Given request: The records below must be duplicated exactly, character for character.

------------------------------------------------

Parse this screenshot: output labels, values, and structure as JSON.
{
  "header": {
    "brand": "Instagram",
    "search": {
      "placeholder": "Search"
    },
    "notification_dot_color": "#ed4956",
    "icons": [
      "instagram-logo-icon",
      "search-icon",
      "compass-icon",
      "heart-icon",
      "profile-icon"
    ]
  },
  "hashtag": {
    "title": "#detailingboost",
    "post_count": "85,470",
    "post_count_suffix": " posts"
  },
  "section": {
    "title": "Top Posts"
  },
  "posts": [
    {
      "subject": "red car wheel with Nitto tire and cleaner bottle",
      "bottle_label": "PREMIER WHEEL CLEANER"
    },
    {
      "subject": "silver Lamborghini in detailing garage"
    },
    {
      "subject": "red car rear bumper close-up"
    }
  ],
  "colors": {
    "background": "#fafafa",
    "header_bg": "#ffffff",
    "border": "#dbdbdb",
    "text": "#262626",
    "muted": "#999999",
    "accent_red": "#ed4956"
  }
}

------------------------------------------------

In response:
Parse this screenshot: output labels, values, and structure as JSON.
{
  "header": {
    "brand": "Instagram",
    "search": {
      "placeholder": "Search"
    },
    "notification_dot_color": "#ed4956",
    "icons": [
      "instagram-logo-icon",
      "search-icon",
      "compass-icon",
      "heart-icon",
      "profile-icon"
    ]
  },
  "hashtag": {
    "title": "#detailingboost",
    "post_count": "85,470",
    "post_count_suffix": " posts"
  },
  "section": {
    "title": "Top Posts"
  },
  "posts": [
    {
      "subject": "red car wheel with Nitto tire and cleaner bottle",
      "bottle_label": "PREMIER WHEEL CLEANER"
    },
    {
      "subject": "silver Lamborghini in detailing garage"
    },
    {
      "subject": "red car rear bumper close-up"
    }
  ],
  "colors": {
    "background": "#fafafa",
    "header_bg": "#ffffff",
    "border": "#dbdbdb",
    "text": "#262626",
    "muted": "#999999",
    "accent_red": "#ed4956"
  }
}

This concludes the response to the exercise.